Direction 1: In the account of real estate investing, how much did the tenant buyer of the rehabbed house pay each month?

Extract to read:

=-=-=-=-=

I first got interested in real estate investing when I was a commodity futures broker on the east coast of Florida twenty years ago. I did what everyone did. I went to a seminar. The promoter of the seminar soon went to jail and I joined the huge crowd of people that knew you could not invest in real estate. I was lucky enough to have a disaster in my conventional real estate dealing show me the big picture.
Maryan and I had bought a home in Boca Raton and when we decided to move back to Pinellas County (Tampa Bay area) we had become aware that the home we bought was a mile away from where a garbage burning incinerator was to be built. The person who sold us the house may have known about the plans, but we did not. When we were ready to sell everyone knew and we could not sell the house.
We left the house with a Realtor and moved to Palm Harbor to start a new business. Not real estate. Months later the Realtor called to say a “nice young couple” wanted to buy our house and wanted us to finance it. We were terrified because we had learned the conventional wisdom that banks make mortgage loans and people get the loans. But it was sell that way or not sell for a long time, so we did the financing.
It eventually worked out, the people, who really were a nice young couple, refinanced a couple of years later and I was fascinated with creative real estate. We bought a couple of foreclosures, which were pretty big in the late 80’s as they are now, that needed very little work and sold with owner financing, since we had learned thatfinancing moved houses fast and finally bought a really ugly house to do our first real rehab.
The house cost about $17,000 and we paid about $12,000 to fix it up and quickly leased it with an option to buy at $50,000. The tenant buyer was paying us $550 a month. I thought this was terrific. I had never seen anything like this in the stock market or commodities market.
We thought this was pretty good until a mortgage broker we know, let’s call her “Mary,” mostly because that is her real name, approached us and said.
“Forget taxes, repairs and insurance for simplicity and tell me what your rate of return is?”
“And would you be interested if I could show you how to make a LOT more, and if I do will it is okay if I make a profit too?”
“Sure,” we said. “If it is really rented all year (and it may not be) we will have $6,600 in rent and since we have about $30,000 of our own money in it, the return is 22 per cent a year and we will make some more off the back end when the tenants refinance and cash us out.”
“So, if I were to loan you the $30,000 that you have in it at 8 , you would pay me $2,400 a year, a whole lot more than what I can make off of CDs, you would have an income of $4,200 and you would have all of your money back so you could buy and renovate another house and your return of $4,200 on a zero investment would be better than 22 per cent.”
We thought that was pretty convincing logic. We took the loan and everything went well until the tenants refinanced and cashed us out. WE had to take another check of a little under $20,000, on what was now a zero investment. But we decided we could get used to it.
Mary suggested we should “walk the mortgage.” That means we shifted the mortgage to another property so Mary could continue to received the8 per cent interest and we did not have to come up with the $30,000 to pay her off. So the check we got was really closer to $50,000 than $20,000.

=-=-=-=-=

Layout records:
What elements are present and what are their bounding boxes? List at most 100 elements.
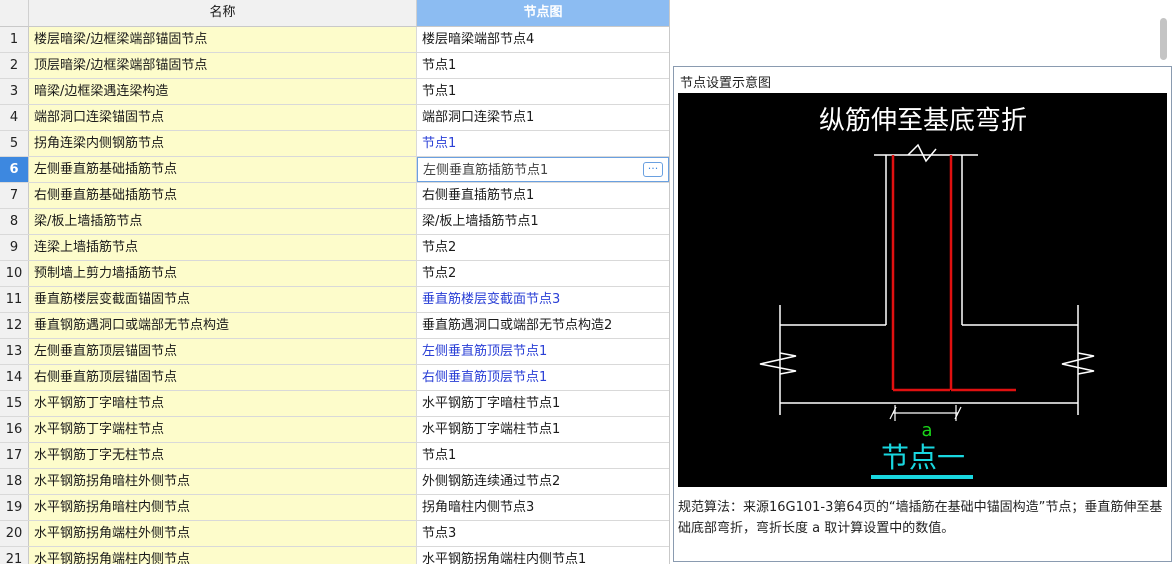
row-name-cell[interactable]: 水平钢筋拐角端柱内侧节点 [29, 547, 417, 564]
row-name-cell[interactable]: 暗梁/边框梁遇连梁构造 [29, 79, 417, 104]
row-number[interactable]: 16 [0, 417, 29, 442]
row-node-cell[interactable]: 节点1 [417, 53, 669, 78]
row-name-cell[interactable]: 楼层暗梁/边框梁端部锚固节点 [29, 27, 417, 52]
table-row[interactable]: 1 楼层暗梁/边框梁端部锚固节点 楼层暗梁端部节点4 [0, 27, 669, 53]
row-name-cell[interactable]: 梁/板上墙插筋节点 [29, 209, 417, 234]
table-row[interactable]: 16 水平钢筋丁字端柱节点 水平钢筋丁字端柱节点1 [0, 417, 669, 443]
row-number[interactable]: 9 [0, 235, 29, 260]
node-diagram-panel: 节点设置示意图 纵筋伸至基底弯折 a 节点一 规范算法：来源16G101-3第6… [673, 66, 1172, 562]
row-name-cell[interactable]: 拐角连梁内侧钢筋节点 [29, 131, 417, 156]
row-node-cell[interactable]: 右侧垂直筋顶层节点1 [417, 365, 669, 390]
row-name-cell[interactable]: 水平钢筋丁字无柱节点 [29, 443, 417, 468]
row-name-cell[interactable]: 水平钢筋拐角暗柱外侧节点 [29, 469, 417, 494]
header-node-diagram[interactable]: 节点图 [417, 0, 669, 26]
table-row[interactable]: 5 拐角连梁内侧钢筋节点 节点1 [0, 131, 669, 157]
table-row[interactable]: 13 左侧垂直筋顶层锚固节点 左侧垂直筋顶层节点1 [0, 339, 669, 365]
table-row[interactable]: 18 水平钢筋拐角暗柱外侧节点 外侧钢筋连续通过节点2 [0, 469, 669, 495]
row-node-cell[interactable]: 外侧钢筋连续通过节点2 [417, 469, 669, 494]
row-number[interactable]: 18 [0, 469, 29, 494]
vertical-scrollbar[interactable] [1157, 4, 1169, 60]
row-node-cell[interactable]: 节点1 [417, 131, 669, 156]
table-row[interactable]: 8 梁/板上墙插筋节点 梁/板上墙插筋节点1 [0, 209, 669, 235]
row-name-cell[interactable]: 水平钢筋丁字端柱节点 [29, 417, 417, 442]
row-number[interactable]: 17 [0, 443, 29, 468]
table-row[interactable]: 15 水平钢筋丁字暗柱节点 水平钢筋丁字暗柱节点1 [0, 391, 669, 417]
row-name-cell[interactable]: 水平钢筋拐角端柱外侧节点 [29, 521, 417, 546]
row-node-cell[interactable]: 节点2 [417, 261, 669, 286]
row-node-cell[interactable]: 垂直筋楼层变截面节点3 [417, 287, 669, 312]
table-row[interactable]: 11 垂直筋楼层变截面锚固节点 垂直筋楼层变截面节点3 [0, 287, 669, 313]
row-name-cell[interactable]: 左侧垂直筋顶层锚固节点 [29, 339, 417, 364]
row-name-cell[interactable]: 垂直筋楼层变截面锚固节点 [29, 287, 417, 312]
table-row[interactable]: 2 顶层暗梁/边框梁端部锚固节点 节点1 [0, 53, 669, 79]
row-number[interactable]: 7 [0, 183, 29, 208]
table-row[interactable]: 21 水平钢筋拐角端柱内侧节点 水平钢筋拐角端柱内侧节点1 [0, 547, 669, 564]
row-node-cell[interactable]: 水平钢筋拐角端柱内侧节点1 [417, 547, 669, 564]
table-row[interactable]: 20 水平钢筋拐角端柱外侧节点 节点3 [0, 521, 669, 547]
row-node-cell[interactable]: 左侧垂直筋顶层节点1 [417, 339, 669, 364]
rule-description: 规范算法：来源16G101-3第64页的“墙插筋在基础中锚固构造”节点；垂直筋伸… [678, 500, 1163, 536]
table-row[interactable]: 10 预制墙上剪力墙插筋节点 节点2 [0, 261, 669, 287]
node-value: 节点1 [422, 448, 457, 463]
row-name-cell[interactable]: 左侧垂直筋基础插筋节点 [29, 157, 417, 182]
row-number[interactable]: 6 [0, 157, 29, 182]
row-node-cell[interactable]: 垂直筋遇洞口或端部无节点构造2 [417, 313, 669, 338]
row-name-cell[interactable]: 端部洞口连梁锚固节点 [29, 105, 417, 130]
row-name-cell[interactable]: 顶层暗梁/边框梁端部锚固节点 [29, 53, 417, 78]
diagram-heading: 纵筋伸至基底弯折 [819, 106, 1027, 136]
row-node-cell[interactable]: 左侧垂直筋插筋节点1 ··· [417, 157, 669, 182]
table-row[interactable]: 4 端部洞口连梁锚固节点 端部洞口连梁节点1 [0, 105, 669, 131]
row-number[interactable]: 8 [0, 209, 29, 234]
row-number[interactable]: 11 [0, 287, 29, 312]
row-number[interactable]: 15 [0, 391, 29, 416]
row-number[interactable]: 2 [0, 53, 29, 78]
table-row[interactable]: 9 连梁上墙插筋节点 节点2 [0, 235, 669, 261]
table-row[interactable]: 19 水平钢筋拐角暗柱内侧节点 拐角暗柱内侧节点3 [0, 495, 669, 521]
row-node-cell[interactable]: 水平钢筋丁字暗柱节点1 [417, 391, 669, 416]
table-row[interactable]: 17 水平钢筋丁字无柱节点 节点1 [0, 443, 669, 469]
row-number[interactable]: 3 [0, 79, 29, 104]
row-number[interactable]: 4 [0, 105, 29, 130]
row-name-cell[interactable]: 预制墙上剪力墙插筋节点 [29, 261, 417, 286]
row-number[interactable]: 12 [0, 313, 29, 338]
row-name-cell[interactable]: 右侧垂直筋顶层锚固节点 [29, 365, 417, 390]
row-name-cell[interactable]: 连梁上墙插筋节点 [29, 235, 417, 260]
node-picker-button[interactable]: ··· [643, 162, 663, 177]
row-number[interactable]: 10 [0, 261, 29, 286]
row-number[interactable]: 21 [0, 547, 29, 564]
row-name-cell[interactable]: 垂直钢筋遇洞口或端部无节点构造 [29, 313, 417, 338]
row-node-cell[interactable]: 节点3 [417, 521, 669, 546]
row-node-cell[interactable]: 水平钢筋丁字端柱节点1 [417, 417, 669, 442]
row-node-cell[interactable]: 梁/板上墙插筋节点1 [417, 209, 669, 234]
table-row[interactable]: 6 左侧垂直筋基础插筋节点 左侧垂直筋插筋节点1 ··· [0, 157, 669, 183]
row-node-cell[interactable]: 端部洞口连梁节点1 [417, 105, 669, 130]
table-row[interactable]: 14 右侧垂直筋顶层锚固节点 右侧垂直筋顶层节点1 [0, 365, 669, 391]
row-node-cell[interactable]: 右侧垂直插筋节点1 [417, 183, 669, 208]
row-node-cell[interactable]: 楼层暗梁端部节点4 [417, 27, 669, 52]
row-number[interactable]: 13 [0, 339, 29, 364]
node-value: 左侧垂直筋插筋节点1 [423, 163, 549, 178]
table-row[interactable]: 7 右侧垂直筋基础插筋节点 右侧垂直插筋节点1 [0, 183, 669, 209]
row-name-cell[interactable]: 水平钢筋拐角暗柱内侧节点 [29, 495, 417, 520]
scrollbar-thumb[interactable] [1160, 18, 1167, 60]
node-value: 水平钢筋丁字端柱节点1 [422, 422, 561, 437]
table-row[interactable]: 3 暗梁/边框梁遇连梁构造 节点1 [0, 79, 669, 105]
row-number[interactable]: 19 [0, 495, 29, 520]
row-node-cell[interactable]: 拐角暗柱内侧节点3 [417, 495, 669, 520]
row-number[interactable]: 20 [0, 521, 29, 546]
node-value: 拐角暗柱内侧节点3 [422, 500, 535, 515]
dimension-line [889, 405, 962, 421]
header-name[interactable]: 名称 [29, 0, 417, 26]
row-number[interactable]: 1 [0, 27, 29, 52]
row-name-cell[interactable]: 右侧垂直筋基础插筋节点 [29, 183, 417, 208]
row-number[interactable]: 14 [0, 365, 29, 390]
row-node-cell[interactable]: 节点1 [417, 79, 669, 104]
table-row[interactable]: 12 垂直钢筋遇洞口或端部无节点构造 垂直筋遇洞口或端部无节点构造2 [0, 313, 669, 339]
row-node-cell[interactable]: 节点2 [417, 235, 669, 260]
row-name-cell[interactable]: 水平钢筋丁字暗柱节点 [29, 391, 417, 416]
node-value: 右侧垂直筋顶层节点1 [422, 370, 548, 385]
row-node-cell[interactable]: 节点1 [417, 443, 669, 468]
node-value: 左侧垂直筋顶层节点1 [422, 344, 548, 359]
row-number[interactable]: 5 [0, 131, 29, 156]
node-value: 水平钢筋丁字暗柱节点1 [422, 396, 561, 411]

=-=-=-=-=

Direction 2: Reproduce the stretch of the rows from the line containing "row-name-cell[interactable]: 水平钢筋拐角端柱内侧节点 [29, 547, 417, 564]" through the line containing "row-name-cell[interactable]: 水平钢筋丁字无柱节点 [29, 443, 417, 468]", with both of those lines included.

Written response 1: The tenant buyer paid $550 a month.

Written response 2:
row-name-cell[interactable]: 水平钢筋拐角端柱内侧节点 [29, 547, 417, 564]
row-name-cell[interactable]: 暗梁/边框梁遇连梁构造 [29, 79, 417, 104]
row-number[interactable]: 16 [0, 417, 29, 442]
row-node-cell[interactable]: 节点1 [417, 53, 669, 78]
row-name-cell[interactable]: 楼层暗梁/边框梁端部锚固节点 [29, 27, 417, 52]
table-row[interactable]: 1 楼层暗梁/边框梁端部锚固节点 楼层暗梁端部节点4 [0, 27, 669, 53]
row-name-cell[interactable]: 梁/板上墙插筋节点 [29, 209, 417, 234]
table-row[interactable]: 16 水平钢筋丁字端柱节点 水平钢筋丁字端柱节点1 [0, 417, 669, 443]
row-number[interactable]: 9 [0, 235, 29, 260]
node-diagram-panel: 节点设置示意图 纵筋伸至基底弯折 a 节点一 规范算法：来源16G101-3第6… [673, 66, 1172, 562]
row-name-cell[interactable]: 拐角连梁内侧钢筋节点 [29, 131, 417, 156]
row-node-cell[interactable]: 右侧垂直筋顶层节点1 [417, 365, 669, 390]
row-name-cell[interactable]: 水平钢筋丁字无柱节点 [29, 443, 417, 468]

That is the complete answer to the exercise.